• **WHAT TO WORK ON**: Go through the material below and count the lines with the string "Soil"; the number is the whole answer.

-------- DATA SHOWN --------

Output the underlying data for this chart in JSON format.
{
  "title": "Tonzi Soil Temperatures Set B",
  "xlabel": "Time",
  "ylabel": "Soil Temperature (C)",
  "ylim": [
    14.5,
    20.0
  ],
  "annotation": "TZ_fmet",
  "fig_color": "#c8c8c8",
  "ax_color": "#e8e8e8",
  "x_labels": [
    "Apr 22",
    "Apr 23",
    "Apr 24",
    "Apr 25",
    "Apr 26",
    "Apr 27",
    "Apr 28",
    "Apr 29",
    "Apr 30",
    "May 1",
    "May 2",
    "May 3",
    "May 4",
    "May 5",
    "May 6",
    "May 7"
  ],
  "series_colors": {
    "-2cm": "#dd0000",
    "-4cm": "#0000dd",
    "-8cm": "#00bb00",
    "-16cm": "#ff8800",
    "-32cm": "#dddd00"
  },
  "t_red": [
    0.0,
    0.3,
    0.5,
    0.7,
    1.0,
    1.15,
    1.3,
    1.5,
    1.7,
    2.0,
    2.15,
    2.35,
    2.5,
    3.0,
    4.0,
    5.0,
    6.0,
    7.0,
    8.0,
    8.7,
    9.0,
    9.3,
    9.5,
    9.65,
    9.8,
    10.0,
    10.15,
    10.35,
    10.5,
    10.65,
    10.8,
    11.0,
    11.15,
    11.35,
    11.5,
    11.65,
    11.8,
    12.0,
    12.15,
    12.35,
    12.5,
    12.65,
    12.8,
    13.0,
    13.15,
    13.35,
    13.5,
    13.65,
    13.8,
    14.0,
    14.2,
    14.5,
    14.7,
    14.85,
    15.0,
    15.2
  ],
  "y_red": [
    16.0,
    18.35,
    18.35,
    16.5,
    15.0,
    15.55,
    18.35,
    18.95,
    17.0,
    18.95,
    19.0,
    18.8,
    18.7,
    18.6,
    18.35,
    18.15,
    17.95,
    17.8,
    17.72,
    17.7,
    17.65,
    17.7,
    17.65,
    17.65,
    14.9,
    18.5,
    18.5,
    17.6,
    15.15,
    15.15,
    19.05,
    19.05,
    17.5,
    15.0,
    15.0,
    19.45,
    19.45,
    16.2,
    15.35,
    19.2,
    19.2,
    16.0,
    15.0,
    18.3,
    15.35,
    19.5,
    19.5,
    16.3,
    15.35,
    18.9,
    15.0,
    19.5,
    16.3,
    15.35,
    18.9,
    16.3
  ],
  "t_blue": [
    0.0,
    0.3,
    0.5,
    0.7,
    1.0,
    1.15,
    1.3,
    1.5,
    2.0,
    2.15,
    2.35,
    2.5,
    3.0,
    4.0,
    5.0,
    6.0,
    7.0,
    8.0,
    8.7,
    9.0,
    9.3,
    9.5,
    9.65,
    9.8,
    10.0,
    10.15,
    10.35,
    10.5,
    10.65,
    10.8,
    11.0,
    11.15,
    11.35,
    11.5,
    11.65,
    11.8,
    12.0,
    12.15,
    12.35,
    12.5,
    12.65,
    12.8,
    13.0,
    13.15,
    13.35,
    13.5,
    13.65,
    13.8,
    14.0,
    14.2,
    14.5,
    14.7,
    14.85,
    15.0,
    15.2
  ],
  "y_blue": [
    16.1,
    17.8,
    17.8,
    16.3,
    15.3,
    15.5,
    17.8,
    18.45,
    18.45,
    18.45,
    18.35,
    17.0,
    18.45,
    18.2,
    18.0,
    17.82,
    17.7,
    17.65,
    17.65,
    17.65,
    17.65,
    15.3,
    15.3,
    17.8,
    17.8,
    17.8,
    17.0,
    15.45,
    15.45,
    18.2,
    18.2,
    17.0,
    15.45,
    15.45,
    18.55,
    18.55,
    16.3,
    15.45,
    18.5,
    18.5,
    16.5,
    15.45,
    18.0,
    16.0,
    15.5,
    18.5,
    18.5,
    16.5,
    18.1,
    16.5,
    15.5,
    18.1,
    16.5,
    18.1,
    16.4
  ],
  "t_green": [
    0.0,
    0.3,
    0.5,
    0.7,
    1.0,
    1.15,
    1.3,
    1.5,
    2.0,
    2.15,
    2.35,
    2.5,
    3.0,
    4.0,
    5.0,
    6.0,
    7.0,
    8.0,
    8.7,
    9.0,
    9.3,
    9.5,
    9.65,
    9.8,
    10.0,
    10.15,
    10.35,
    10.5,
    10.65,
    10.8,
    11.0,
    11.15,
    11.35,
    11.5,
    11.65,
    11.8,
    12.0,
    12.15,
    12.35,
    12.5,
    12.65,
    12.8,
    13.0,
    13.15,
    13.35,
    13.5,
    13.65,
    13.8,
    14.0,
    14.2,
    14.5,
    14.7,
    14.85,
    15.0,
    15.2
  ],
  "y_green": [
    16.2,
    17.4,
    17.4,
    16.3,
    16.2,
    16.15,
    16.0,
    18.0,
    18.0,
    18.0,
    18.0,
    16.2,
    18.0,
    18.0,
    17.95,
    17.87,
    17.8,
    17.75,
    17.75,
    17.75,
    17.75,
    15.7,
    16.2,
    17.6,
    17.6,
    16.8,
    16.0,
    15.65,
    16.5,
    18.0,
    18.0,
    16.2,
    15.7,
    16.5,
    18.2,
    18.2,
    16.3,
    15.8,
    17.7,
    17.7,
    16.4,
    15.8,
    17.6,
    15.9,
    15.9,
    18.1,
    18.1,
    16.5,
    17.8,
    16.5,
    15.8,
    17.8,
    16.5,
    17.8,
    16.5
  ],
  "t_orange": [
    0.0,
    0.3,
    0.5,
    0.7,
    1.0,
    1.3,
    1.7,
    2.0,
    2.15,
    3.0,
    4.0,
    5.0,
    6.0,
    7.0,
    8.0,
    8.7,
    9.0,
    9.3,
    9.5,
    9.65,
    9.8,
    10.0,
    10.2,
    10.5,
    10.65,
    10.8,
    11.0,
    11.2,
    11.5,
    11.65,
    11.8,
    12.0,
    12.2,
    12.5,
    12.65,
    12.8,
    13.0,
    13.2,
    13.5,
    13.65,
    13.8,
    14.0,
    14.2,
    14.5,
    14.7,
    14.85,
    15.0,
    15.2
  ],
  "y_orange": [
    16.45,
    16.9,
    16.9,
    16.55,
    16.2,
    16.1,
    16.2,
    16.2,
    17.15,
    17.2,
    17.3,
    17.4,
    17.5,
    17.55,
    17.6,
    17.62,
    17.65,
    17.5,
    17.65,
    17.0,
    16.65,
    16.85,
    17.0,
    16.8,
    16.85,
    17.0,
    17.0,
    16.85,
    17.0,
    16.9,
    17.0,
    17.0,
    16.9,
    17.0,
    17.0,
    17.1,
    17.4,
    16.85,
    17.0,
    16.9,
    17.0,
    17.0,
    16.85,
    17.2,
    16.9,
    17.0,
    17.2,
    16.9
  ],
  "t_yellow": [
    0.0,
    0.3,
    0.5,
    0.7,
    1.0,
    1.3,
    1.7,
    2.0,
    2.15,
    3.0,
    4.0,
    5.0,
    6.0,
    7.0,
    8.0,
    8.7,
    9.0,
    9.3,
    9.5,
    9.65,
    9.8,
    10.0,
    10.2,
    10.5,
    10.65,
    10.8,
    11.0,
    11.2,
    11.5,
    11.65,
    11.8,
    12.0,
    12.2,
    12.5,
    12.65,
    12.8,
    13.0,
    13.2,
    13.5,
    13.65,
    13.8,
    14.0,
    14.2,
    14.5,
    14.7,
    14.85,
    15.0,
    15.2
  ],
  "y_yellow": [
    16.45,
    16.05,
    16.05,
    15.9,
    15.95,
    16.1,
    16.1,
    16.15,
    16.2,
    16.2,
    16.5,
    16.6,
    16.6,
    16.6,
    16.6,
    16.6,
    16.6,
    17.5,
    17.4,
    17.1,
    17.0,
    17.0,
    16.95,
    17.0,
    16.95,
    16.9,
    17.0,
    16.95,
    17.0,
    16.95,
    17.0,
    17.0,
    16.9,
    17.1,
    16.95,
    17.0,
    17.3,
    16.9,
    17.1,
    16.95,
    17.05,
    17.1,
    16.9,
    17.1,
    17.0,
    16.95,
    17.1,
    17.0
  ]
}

--------

• **EXPECTED ANSWER**: 2